Set problem: Take every line where the string "Thickness" appears and copy it.

>> BEGIN Raw records

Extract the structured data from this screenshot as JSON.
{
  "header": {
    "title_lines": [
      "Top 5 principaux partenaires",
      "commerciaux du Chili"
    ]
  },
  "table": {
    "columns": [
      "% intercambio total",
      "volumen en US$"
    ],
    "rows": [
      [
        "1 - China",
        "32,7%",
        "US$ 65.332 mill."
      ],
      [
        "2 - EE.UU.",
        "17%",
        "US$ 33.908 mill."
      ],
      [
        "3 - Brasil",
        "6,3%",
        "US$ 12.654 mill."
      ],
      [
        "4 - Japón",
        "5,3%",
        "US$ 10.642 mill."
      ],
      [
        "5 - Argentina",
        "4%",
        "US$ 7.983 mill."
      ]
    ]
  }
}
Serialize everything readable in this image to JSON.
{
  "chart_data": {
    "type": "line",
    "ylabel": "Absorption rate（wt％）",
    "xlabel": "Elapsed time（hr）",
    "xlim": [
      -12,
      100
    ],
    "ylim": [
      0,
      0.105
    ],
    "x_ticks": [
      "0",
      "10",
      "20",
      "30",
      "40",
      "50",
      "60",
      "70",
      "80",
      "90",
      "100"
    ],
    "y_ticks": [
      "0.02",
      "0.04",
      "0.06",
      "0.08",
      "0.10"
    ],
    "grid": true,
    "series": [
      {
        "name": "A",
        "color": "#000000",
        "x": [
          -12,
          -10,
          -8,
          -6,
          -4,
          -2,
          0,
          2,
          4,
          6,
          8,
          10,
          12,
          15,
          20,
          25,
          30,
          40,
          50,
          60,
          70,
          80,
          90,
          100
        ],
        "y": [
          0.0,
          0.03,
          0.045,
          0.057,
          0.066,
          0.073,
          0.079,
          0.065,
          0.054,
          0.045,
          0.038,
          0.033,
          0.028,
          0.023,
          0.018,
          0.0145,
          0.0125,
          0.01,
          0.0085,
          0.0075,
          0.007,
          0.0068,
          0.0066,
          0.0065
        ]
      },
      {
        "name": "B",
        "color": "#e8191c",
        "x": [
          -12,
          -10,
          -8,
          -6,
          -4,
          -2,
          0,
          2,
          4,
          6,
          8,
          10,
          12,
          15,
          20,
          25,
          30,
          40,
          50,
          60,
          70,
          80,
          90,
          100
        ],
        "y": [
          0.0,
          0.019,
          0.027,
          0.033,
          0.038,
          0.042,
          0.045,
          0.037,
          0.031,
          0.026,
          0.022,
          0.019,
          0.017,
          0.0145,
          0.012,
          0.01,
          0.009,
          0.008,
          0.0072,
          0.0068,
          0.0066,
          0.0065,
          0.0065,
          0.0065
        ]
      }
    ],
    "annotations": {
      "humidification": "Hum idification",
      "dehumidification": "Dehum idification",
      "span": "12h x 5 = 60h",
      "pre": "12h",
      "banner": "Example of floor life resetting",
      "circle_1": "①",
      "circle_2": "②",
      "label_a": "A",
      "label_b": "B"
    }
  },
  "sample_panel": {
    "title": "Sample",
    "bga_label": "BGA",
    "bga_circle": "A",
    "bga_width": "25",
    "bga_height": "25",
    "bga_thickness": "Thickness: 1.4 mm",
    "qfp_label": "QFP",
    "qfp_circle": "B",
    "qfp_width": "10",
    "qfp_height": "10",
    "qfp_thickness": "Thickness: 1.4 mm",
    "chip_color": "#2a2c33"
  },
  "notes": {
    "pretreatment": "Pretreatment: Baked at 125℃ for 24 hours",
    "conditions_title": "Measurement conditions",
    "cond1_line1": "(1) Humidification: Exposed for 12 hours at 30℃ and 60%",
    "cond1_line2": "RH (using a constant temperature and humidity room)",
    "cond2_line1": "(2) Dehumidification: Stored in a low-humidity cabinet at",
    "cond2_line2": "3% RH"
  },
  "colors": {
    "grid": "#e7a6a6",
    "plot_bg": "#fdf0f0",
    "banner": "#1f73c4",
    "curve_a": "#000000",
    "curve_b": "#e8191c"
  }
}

>> END Raw records

Result for this exercise:
    "bga_thickness": "Thickness: 1.4 mm",
    "qfp_thickness": "Thickness: 1.4 mm",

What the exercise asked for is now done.